▸ Written request: Each entry must be reproduced precisely as it stands.

** START OF Records provided **

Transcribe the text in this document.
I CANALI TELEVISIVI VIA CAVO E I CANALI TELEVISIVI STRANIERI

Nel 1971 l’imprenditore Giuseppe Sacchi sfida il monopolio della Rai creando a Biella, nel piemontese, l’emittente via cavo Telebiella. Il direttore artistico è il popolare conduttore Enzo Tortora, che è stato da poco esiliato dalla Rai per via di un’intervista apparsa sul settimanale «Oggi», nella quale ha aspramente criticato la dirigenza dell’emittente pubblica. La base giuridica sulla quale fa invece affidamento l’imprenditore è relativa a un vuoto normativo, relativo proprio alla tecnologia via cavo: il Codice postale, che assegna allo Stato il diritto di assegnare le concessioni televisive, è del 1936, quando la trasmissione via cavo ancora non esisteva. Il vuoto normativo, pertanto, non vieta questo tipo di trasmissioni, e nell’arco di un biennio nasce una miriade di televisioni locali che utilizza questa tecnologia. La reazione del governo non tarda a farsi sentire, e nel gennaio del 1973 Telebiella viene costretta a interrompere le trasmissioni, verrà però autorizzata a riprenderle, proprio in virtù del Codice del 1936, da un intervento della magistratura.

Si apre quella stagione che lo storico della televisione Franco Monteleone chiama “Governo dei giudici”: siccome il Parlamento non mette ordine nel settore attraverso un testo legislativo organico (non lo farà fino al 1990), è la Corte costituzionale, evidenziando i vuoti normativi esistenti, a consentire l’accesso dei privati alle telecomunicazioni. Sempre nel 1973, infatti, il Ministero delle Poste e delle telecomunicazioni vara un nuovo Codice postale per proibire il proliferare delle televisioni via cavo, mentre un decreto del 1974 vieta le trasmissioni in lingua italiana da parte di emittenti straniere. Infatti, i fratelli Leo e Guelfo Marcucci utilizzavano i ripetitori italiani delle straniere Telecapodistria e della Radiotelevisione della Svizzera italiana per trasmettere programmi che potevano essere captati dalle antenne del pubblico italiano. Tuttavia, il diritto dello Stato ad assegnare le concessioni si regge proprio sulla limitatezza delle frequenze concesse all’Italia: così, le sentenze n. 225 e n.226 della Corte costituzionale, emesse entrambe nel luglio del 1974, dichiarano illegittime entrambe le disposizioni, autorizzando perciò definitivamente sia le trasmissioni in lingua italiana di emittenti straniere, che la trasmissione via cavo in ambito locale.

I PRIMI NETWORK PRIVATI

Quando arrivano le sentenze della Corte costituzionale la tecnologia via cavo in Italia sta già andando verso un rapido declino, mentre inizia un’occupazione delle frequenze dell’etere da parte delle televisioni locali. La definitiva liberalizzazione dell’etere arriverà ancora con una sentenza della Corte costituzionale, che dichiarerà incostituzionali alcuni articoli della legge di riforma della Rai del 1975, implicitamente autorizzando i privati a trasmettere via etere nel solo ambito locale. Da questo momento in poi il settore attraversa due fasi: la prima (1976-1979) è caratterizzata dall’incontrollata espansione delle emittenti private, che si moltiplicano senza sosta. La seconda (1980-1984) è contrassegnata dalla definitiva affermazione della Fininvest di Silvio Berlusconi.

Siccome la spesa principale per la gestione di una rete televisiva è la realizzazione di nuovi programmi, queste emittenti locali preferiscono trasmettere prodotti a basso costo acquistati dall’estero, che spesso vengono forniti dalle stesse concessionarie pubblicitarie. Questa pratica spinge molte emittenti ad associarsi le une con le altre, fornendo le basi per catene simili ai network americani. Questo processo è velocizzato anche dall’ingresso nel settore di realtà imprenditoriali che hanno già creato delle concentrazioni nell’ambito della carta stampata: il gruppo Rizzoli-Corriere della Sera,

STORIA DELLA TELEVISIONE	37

** END OF Records provided **

▸ The response:
Transcribe the text in this document.
I CANALI TELEVISIVI VIA CAVO E I CANALI TELEVISIVI STRANIERI

Nel 1971 l’imprenditore Giuseppe Sacchi sfida il monopolio della Rai creando a Biella, nel piemontese, l’emittente via cavo Telebiella. Il direttore artistico è il popolare conduttore Enzo Tortora, che è stato da poco esiliato dalla Rai per via di un’intervista apparsa sul settimanale «Oggi», nella quale ha aspramente criticato la dirigenza dell’emittente pubblica. La base giuridica sulla quale fa invece affidamento l’imprenditore è relativa a un vuoto normativo, relativo proprio alla tecnologia via cavo: il Codice postale, che assegna allo Stato il diritto di assegnare le concessioni televisive, è del 1936, quando la trasmissione via cavo ancora non esisteva. Il vuoto normativo, pertanto, non vieta questo tipo di trasmissioni, e nell’arco di un biennio nasce una miriade di televisioni locali che utilizza questa tecnologia. La reazione del governo non tarda a farsi sentire, e nel gennaio del 1973 Telebiella viene costretta a interrompere le trasmissioni, verrà però autorizzata a riprenderle, proprio in virtù del Codice del 1936, da un intervento della magistratura.

Si apre quella stagione che lo storico della televisione Franco Monteleone chiama “Governo dei giudici”: siccome il Parlamento non mette ordine nel settore attraverso un testo legislativo organico (non lo farà fino al 1990), è la Corte costituzionale, evidenziando i vuoti normativi esistenti, a consentire l’accesso dei privati alle telecomunicazioni. Sempre nel 1973, infatti, il Ministero delle Poste e delle telecomunicazioni vara un nuovo Codice postale per proibire il proliferare delle televisioni via cavo, mentre un decreto del 1974 vieta le trasmissioni in lingua italiana da parte di emittenti straniere. Infatti, i fratelli Leo e Guelfo Marcucci utilizzavano i ripetitori italiani delle straniere Telecapodistria e della Radiotelevisione della Svizzera italiana per trasmettere programmi che potevano essere captati dalle antenne del pubblico italiano. Tuttavia, il diritto dello Stato ad assegnare le concessioni si regge proprio sulla limitatezza delle frequenze concesse all’Italia: così, le sentenze n. 225 e n.226 della Corte costituzionale, emesse entrambe nel luglio del 1974, dichiarano illegittime entrambe le disposizioni, autorizzando perciò definitivamente sia le trasmissioni in lingua italiana di emittenti straniere, che la trasmissione via cavo in ambito locale.

I PRIMI NETWORK PRIVATI

Quando arrivano le sentenze della Corte costituzionale la tecnologia via cavo in Italia sta già andando verso un rapido declino, mentre inizia un’occupazione delle frequenze dell’etere da parte delle televisioni locali. La definitiva liberalizzazione dell’etere arriverà ancora con una sentenza della Corte costituzionale, che dichiarerà incostituzionali alcuni articoli della legge di riforma della Rai del 1975, implicitamente autorizzando i privati a trasmettere via etere nel solo ambito locale. Da questo momento in poi il settore attraversa due fasi: la prima (1976-1979) è caratterizzata dall’incontrollata espansione delle emittenti private, che si moltiplicano senza sosta. La seconda (1980-1984) è contrassegnata dalla definitiva affermazione della Fininvest di Silvio Berlusconi.

Siccome la spesa principale per la gestione di una rete televisiva è la realizzazione di nuovi programmi, queste emittenti locali preferiscono trasmettere prodotti a basso costo acquistati dall’estero, che spesso vengono forniti dalle stesse concessionarie pubblicitarie. Questa pratica spinge molte emittenti ad associarsi le une con le altre, fornendo le basi per catene simili ai network americani. Questo processo è velocizzato anche dall’ingresso nel settore di realtà imprenditoriali che hanno già creato delle concentrazioni nell’ambito della carta stampata: il gruppo Rizzoli-Corriere della Sera,

STORIA DELLA TELEVISIONE	37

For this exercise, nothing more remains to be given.